Goal:
All of the data needs to be repeated exactly.
--- begin Input data ---
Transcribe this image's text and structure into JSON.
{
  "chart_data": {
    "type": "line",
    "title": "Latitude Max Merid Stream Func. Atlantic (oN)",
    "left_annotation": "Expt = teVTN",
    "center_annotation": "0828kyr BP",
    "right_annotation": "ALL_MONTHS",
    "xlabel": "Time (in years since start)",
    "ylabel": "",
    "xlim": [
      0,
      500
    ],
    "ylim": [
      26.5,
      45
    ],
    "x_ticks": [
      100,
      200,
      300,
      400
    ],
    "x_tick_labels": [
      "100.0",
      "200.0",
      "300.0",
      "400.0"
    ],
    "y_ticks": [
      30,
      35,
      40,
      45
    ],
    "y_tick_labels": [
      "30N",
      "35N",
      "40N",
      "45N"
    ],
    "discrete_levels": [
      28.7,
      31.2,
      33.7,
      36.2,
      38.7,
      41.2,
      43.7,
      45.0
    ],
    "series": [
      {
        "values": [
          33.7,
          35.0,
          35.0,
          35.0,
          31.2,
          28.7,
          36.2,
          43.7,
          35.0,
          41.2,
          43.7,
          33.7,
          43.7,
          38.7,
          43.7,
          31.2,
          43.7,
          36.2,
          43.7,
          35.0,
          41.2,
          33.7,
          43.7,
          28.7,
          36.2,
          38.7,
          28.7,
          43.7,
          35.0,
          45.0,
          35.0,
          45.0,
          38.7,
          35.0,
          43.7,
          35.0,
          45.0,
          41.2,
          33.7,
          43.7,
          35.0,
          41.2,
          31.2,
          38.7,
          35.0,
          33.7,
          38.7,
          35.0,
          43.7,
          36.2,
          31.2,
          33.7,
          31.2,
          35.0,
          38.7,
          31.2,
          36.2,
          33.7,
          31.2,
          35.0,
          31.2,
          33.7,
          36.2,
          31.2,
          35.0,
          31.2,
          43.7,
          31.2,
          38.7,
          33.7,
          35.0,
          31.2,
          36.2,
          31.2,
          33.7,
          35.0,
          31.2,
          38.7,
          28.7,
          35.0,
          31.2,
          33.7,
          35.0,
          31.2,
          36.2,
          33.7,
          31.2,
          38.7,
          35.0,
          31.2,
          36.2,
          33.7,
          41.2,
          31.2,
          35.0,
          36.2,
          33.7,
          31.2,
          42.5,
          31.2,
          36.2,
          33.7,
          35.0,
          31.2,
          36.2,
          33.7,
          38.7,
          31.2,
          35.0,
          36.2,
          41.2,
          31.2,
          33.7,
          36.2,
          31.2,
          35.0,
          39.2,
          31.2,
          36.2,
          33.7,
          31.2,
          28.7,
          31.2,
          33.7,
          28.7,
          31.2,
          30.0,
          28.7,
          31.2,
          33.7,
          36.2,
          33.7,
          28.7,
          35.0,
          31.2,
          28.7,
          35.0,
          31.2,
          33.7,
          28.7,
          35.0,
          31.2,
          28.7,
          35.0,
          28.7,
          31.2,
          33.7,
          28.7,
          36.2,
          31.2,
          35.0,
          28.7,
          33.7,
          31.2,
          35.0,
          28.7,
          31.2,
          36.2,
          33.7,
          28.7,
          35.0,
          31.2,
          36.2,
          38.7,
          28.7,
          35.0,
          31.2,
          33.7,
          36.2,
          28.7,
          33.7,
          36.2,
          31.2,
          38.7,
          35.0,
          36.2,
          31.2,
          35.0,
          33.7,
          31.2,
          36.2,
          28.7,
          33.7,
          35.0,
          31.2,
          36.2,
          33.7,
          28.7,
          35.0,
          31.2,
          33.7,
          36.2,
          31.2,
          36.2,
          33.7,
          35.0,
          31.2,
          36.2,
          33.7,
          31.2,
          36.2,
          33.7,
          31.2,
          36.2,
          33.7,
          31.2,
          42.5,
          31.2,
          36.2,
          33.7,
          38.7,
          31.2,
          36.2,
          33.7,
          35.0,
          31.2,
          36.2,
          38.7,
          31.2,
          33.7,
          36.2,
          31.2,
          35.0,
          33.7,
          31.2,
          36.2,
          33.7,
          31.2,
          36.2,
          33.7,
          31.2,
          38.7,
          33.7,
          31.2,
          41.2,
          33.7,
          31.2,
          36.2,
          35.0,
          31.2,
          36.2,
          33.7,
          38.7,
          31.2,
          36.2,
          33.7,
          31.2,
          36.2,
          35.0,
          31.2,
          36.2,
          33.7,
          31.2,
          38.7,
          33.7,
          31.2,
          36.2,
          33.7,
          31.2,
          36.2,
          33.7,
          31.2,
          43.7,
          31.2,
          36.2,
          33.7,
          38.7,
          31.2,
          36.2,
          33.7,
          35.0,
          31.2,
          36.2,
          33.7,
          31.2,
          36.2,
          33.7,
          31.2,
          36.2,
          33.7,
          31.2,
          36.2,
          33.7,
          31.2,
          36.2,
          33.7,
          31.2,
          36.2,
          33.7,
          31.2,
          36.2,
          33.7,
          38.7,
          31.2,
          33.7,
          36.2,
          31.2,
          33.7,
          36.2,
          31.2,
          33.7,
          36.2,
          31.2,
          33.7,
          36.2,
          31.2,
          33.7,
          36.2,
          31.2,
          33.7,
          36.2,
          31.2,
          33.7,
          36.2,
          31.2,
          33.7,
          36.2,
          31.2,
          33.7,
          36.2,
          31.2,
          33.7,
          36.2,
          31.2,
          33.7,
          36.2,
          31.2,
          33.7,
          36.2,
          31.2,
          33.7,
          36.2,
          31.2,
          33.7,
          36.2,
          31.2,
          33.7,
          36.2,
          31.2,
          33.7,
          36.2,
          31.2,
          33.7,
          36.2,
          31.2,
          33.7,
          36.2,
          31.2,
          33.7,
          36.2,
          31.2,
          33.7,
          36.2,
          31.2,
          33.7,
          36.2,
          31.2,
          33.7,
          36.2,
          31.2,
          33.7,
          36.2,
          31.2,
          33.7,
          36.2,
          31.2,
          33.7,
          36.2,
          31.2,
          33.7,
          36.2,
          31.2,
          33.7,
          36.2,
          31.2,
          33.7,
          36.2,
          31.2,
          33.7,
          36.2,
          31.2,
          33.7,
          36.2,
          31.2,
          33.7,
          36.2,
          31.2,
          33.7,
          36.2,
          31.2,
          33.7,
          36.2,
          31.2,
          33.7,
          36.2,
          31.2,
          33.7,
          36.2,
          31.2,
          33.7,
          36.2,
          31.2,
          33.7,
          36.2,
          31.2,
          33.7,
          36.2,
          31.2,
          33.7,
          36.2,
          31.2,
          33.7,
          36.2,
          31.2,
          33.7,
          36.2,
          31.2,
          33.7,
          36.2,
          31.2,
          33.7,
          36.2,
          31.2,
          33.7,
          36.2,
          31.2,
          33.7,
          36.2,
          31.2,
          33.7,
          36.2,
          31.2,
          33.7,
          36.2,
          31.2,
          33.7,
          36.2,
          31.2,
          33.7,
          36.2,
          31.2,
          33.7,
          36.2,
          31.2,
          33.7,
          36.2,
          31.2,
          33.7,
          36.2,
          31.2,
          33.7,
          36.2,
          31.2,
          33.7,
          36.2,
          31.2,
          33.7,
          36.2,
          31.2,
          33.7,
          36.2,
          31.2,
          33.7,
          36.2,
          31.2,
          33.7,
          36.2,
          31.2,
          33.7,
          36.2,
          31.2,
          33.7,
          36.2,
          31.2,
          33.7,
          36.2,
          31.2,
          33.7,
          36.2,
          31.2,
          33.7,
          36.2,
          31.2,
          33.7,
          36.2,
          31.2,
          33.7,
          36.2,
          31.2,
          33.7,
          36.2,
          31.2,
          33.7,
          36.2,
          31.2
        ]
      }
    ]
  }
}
--- end Input data ---
Correct output:
Transcribe this image's text and structure into JSON.
{
  "chart_data": {
    "type": "line",
    "title": "Latitude Max Merid Stream Func. Atlantic (oN)",
    "left_annotation": "Expt = teVTN",
    "center_annotation": "0828kyr BP",
    "right_annotation": "ALL_MONTHS",
    "xlabel": "Time (in years since start)",
    "ylabel": "",
    "xlim": [
      0,
      500
    ],
    "ylim": [
      26.5,
      45
    ],
    "x_ticks": [
      100,
      200,
      300,
      400
    ],
    "x_tick_labels": [
      "100.0",
      "200.0",
      "300.0",
      "400.0"
    ],
    "y_ticks": [
      30,
      35,
      40,
      45
    ],
    "y_tick_labels": [
      "30N",
      "35N",
      "40N",
      "45N"
    ],
    "discrete_levels": [
      28.7,
      31.2,
      33.7,
      36.2,
      38.7,
      41.2,
      43.7,
      45.0
    ],
    "series": [
      {
        "values": [
          33.7,
          35.0,
          35.0,
          35.0,
          31.2,
          28.7,
          36.2,
          43.7,
          35.0,
          41.2,
          43.7,
          33.7,
          43.7,
          38.7,
          43.7,
          31.2,
          43.7,
          36.2,
          43.7,
          35.0,
          41.2,
          33.7,
          43.7,
          28.7,
          36.2,
          38.7,
          28.7,
          43.7,
          35.0,
          45.0,
          35.0,
          45.0,
          38.7,
          35.0,
          43.7,
          35.0,
          45.0,
          41.2,
          33.7,
          43.7,
          35.0,
          41.2,
          31.2,
          38.7,
          35.0,
          33.7,
          38.7,
          35.0,
          43.7,
          36.2,
          31.2,
          33.7,
          31.2,
          35.0,
          38.7,
          31.2,
          36.2,
          33.7,
          31.2,
          35.0,
          31.2,
          33.7,
          36.2,
          31.2,
          35.0,
          31.2,
          43.7,
          31.2,
          38.7,
          33.7,
          35.0,
          31.2,
          36.2,
          31.2,
          33.7,
          35.0,
          31.2,
          38.7,
          28.7,
          35.0,
          31.2,
          33.7,
          35.0,
          31.2,
          36.2,
          33.7,
          31.2,
          38.7,
          35.0,
          31.2,
          36.2,
          33.7,
          41.2,
          31.2,
          35.0,
          36.2,
          33.7,
          31.2,
          42.5,
          31.2,
          36.2,
          33.7,
          35.0,
          31.2,
          36.2,
          33.7,
          38.7,
          31.2,
          35.0,
          36.2,
          41.2,
          31.2,
          33.7,
          36.2,
          31.2,
          35.0,
          39.2,
          31.2,
          36.2,
          33.7,
          31.2,
          28.7,
          31.2,
          33.7,
          28.7,
          31.2,
          30.0,
          28.7,
          31.2,
          33.7,
          36.2,
          33.7,
          28.7,
          35.0,
          31.2,
          28.7,
          35.0,
          31.2,
          33.7,
          28.7,
          35.0,
          31.2,
          28.7,
          35.0,
          28.7,
          31.2,
          33.7,
          28.7,
          36.2,
          31.2,
          35.0,
          28.7,
          33.7,
          31.2,
          35.0,
          28.7,
          31.2,
          36.2,
          33.7,
          28.7,
          35.0,
          31.2,
          36.2,
          38.7,
          28.7,
          35.0,
          31.2,
          33.7,
          36.2,
          28.7,
          33.7,
          36.2,
          31.2,
          38.7,
          35.0,
          36.2,
          31.2,
          35.0,
          33.7,
          31.2,
          36.2,
          28.7,
          33.7,
          35.0,
          31.2,
          36.2,
          33.7,
          28.7,
          35.0,
          31.2,
          33.7,
          36.2,
          31.2,
          36.2,
          33.7,
          35.0,
          31.2,
          36.2,
          33.7,
          31.2,
          36.2,
          33.7,
          31.2,
          36.2,
          33.7,
          31.2,
          42.5,
          31.2,
          36.2,
          33.7,
          38.7,
          31.2,
          36.2,
          33.7,
          35.0,
          31.2,
          36.2,
          38.7,
          31.2,
          33.7,
          36.2,
          31.2,
          35.0,
          33.7,
          31.2,
          36.2,
          33.7,
          31.2,
          36.2,
          33.7,
          31.2,
          38.7,
          33.7,
          31.2,
          41.2,
          33.7,
          31.2,
          36.2,
          35.0,
          31.2,
          36.2,
          33.7,
          38.7,
          31.2,
          36.2,
          33.7,
          31.2,
          36.2,
          35.0,
          31.2,
          36.2,
          33.7,
          31.2,
          38.7,
          33.7,
          31.2,
          36.2,
          33.7,
          31.2,
          36.2,
          33.7,
          31.2,
          43.7,
          31.2,
          36.2,
          33.7,
          38.7,
          31.2,
          36.2,
          33.7,
          35.0,
          31.2,
          36.2,
          33.7,
          31.2,
          36.2,
          33.7,
          31.2,
          36.2,
          33.7,
          31.2,
          36.2,
          33.7,
          31.2,
          36.2,
          33.7,
          31.2,
          36.2,
          33.7,
          31.2,
          36.2,
          33.7,
          38.7,
          31.2,
          33.7,
          36.2,
          31.2,
          33.7,
          36.2,
          31.2,
          33.7,
          36.2,
          31.2,
          33.7,
          36.2,
          31.2,
          33.7,
          36.2,
          31.2,
          33.7,
          36.2,
          31.2,
          33.7,
          36.2,
          31.2,
          33.7,
          36.2,
          31.2,
          33.7,
          36.2,
          31.2,
          33.7,
          36.2,
          31.2,
          33.7,
          36.2,
          31.2,
          33.7,
          36.2,
          31.2,
          33.7,
          36.2,
          31.2,
          33.7,
          36.2,
          31.2,
          33.7,
          36.2,
          31.2,
          33.7,
          36.2,
          31.2,
          33.7,
          36.2,
          31.2,
          33.7,
          36.2,
          31.2,
          33.7,
          36.2,
          31.2,
          33.7,
          36.2,
          31.2,
          33.7,
          36.2,
          31.2,
          33.7,
          36.2,
          31.2,
          33.7,
          36.2,
          31.2,
          33.7,
          36.2,
          31.2,
          33.7,
          36.2,
          31.2,
          33.7,
          36.2,
          31.2,
          33.7,
          36.2,
          31.2,
          33.7,
          36.2,
          31.2,
          33.7,
          36.2,
          31.2,
          33.7,
          36.2,
          31.2,
          33.7,
          36.2,
          31.2,
          33.7,
          36.2,
          31.2,
          33.7,
          36.2,
          31.2,
          33.7,
          36.2,
          31.2,
          33.7,
          36.2,
          31.2,
          33.7,
          36.2,
          31.2,
          33.7,
          36.2,
          31.2,
          33.7,
          36.2,
          31.2,
          33.7,
          36.2,
          31.2,
          33.7,
          36.2,
          31.2,
          33.7,
          36.2,
          31.2,
          33.7,
          36.2,
          31.2,
          33.7,
          36.2,
          31.2,
          33.7,
          36.2,
          31.2,
          33.7,
          36.2,
          31.2,
          33.7,
          36.2,
          31.2,
          33.7,
          36.2,
          31.2,
          33.7,
          36.2,
          31.2,
          33.7,
          36.2,
          31.2,
          33.7,
          36.2,
          31.2,
          33.7,
          36.2,
          31.2,
          33.7,
          36.2,
          31.2,
          33.7,
          36.2,
          31.2,
          33.7,
          36.2,
          31.2,
          33.7,
          36.2,
          31.2,
          33.7,
          36.2,
          31.2,
          33.7,
          36.2,
          31.2,
          33.7,
          36.2,
          31.2,
          33.7,
          36.2,
          31.2,
          33.7,
          36.2,
          31.2,
          33.7,
          36.2,
          31.2,
          33.7,
          36.2,
          31.2,
          33.7,
          36.2,
          31.2,
          33.7,
          36.2,
          31.2,
          33.7,
          36.2,
          31.2,
          33.7,
          36.2,
          31.2,
          33.7,
          36.2,
          31.2
        ]
      }
    ]
  }
}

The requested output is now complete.